> THE EXERCISE
Please retype the data in full and exactly; the pictures are not part of the copy.

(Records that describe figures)
--*--

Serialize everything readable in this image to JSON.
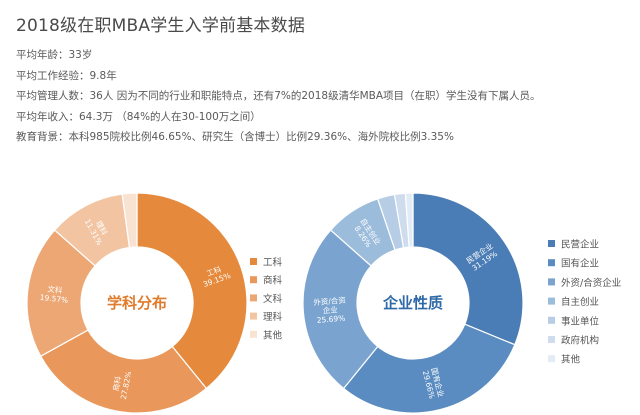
{
  "header": {
    "title": "2018级在职MBA学生入学前基本数据"
  },
  "stats": [
    "平均年龄：33岁",
    "平均工作经验：9.8年",
    "平均管理人数：36人 因为不同的行业和职能特点，还有7%的2018级清华MBA项目（在职）学生没有下属人员。",
    "平均年收入：64.3万 （84%的人在30-100万之间）",
    "教育背景：本科985院校比例46.65%、研究生（含博士）比例29.36%、海外院校比例3.35%"
  ],
  "chart_data": [
    {
      "type": "pie",
      "title": "学科分布",
      "categories": [
        "工科",
        "商科",
        "文科",
        "理科",
        "其他"
      ],
      "values": [
        39.15,
        27.82,
        19.57,
        11.31,
        2.15
      ],
      "labels": [
        "工科\n39.15%",
        "商科\n27.82%",
        "文科\n19.57%",
        "理科\n11.31%",
        ""
      ],
      "colors": [
        "#e58a3c",
        "#e9975a",
        "#eca774",
        "#f2c4a2",
        "#f8e3d3"
      ],
      "center_color": "#e07b2b",
      "legend_position": "right"
    },
    {
      "type": "pie",
      "title": "企业性质",
      "categories": [
        "民营企业",
        "国有企业",
        "外资/合资企业",
        "自主创业",
        "事业单位",
        "政府机构",
        "其他"
      ],
      "values": [
        31.19,
        29.66,
        25.69,
        8.26,
        2.5,
        1.6,
        1.1
      ],
      "labels": [
        "民营企业\n31.19%",
        "国有企业\n29.66%",
        "外资/合资\n企业\n25.69%",
        "自主创业\n8.26%",
        "",
        "",
        ""
      ],
      "colors": [
        "#4a7db5",
        "#5a8cc1",
        "#7aa4cf",
        "#9cbcdc",
        "#b6cde5",
        "#cfdcee",
        "#e3ebf5"
      ],
      "center_color": "#2f6aa8",
      "legend_position": "right"
    }
  ]
}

--*--

> FINISHED EXERCISE
Serialize everything readable in this image to JSON.
{
  "header": {
    "title": "2018级在职MBA学生入学前基本数据"
  },
  "stats": [
    "平均年龄：33岁",
    "平均工作经验：9.8年",
    "平均管理人数：36人 因为不同的行业和职能特点，还有7%的2018级清华MBA项目（在职）学生没有下属人员。",
    "平均年收入：64.3万 （84%的人在30-100万之间）",
    "教育背景：本科985院校比例46.65%、研究生（含博士）比例29.36%、海外院校比例3.35%"
  ],
  "chart_data": [
    {
      "type": "pie",
      "title": "学科分布",
      "categories": [
        "工科",
        "商科",
        "文科",
        "理科",
        "其他"
      ],
      "values": [
        39.15,
        27.82,
        19.57,
        11.31,
        2.15
      ],
      "labels": [
        "工科\n39.15%",
        "商科\n27.82%",
        "文科\n19.57%",
        "理科\n11.31%",
        ""
      ],
      "colors": [
        "#e58a3c",
        "#e9975a",
        "#eca774",
        "#f2c4a2",
        "#f8e3d3"
      ],
      "center_color": "#e07b2b",
      "legend_position": "right"
    },
    {
      "type": "pie",
      "title": "企业性质",
      "categories": [
        "民营企业",
        "国有企业",
        "外资/合资企业",
        "自主创业",
        "事业单位",
        "政府机构",
        "其他"
      ],
      "values": [
        31.19,
        29.66,
        25.69,
        8.26,
        2.5,
        1.6,
        1.1
      ],
      "labels": [
        "民营企业\n31.19%",
        "国有企业\n29.66%",
        "外资/合资\n企业\n25.69%",
        "自主创业\n8.26%",
        "",
        "",
        ""
      ],
      "colors": [
        "#4a7db5",
        "#5a8cc1",
        "#7aa4cf",
        "#9cbcdc",
        "#b6cde5",
        "#cfdcee",
        "#e3ebf5"
      ],
      "center_color": "#2f6aa8",
      "legend_position": "right"
    }
  ]
}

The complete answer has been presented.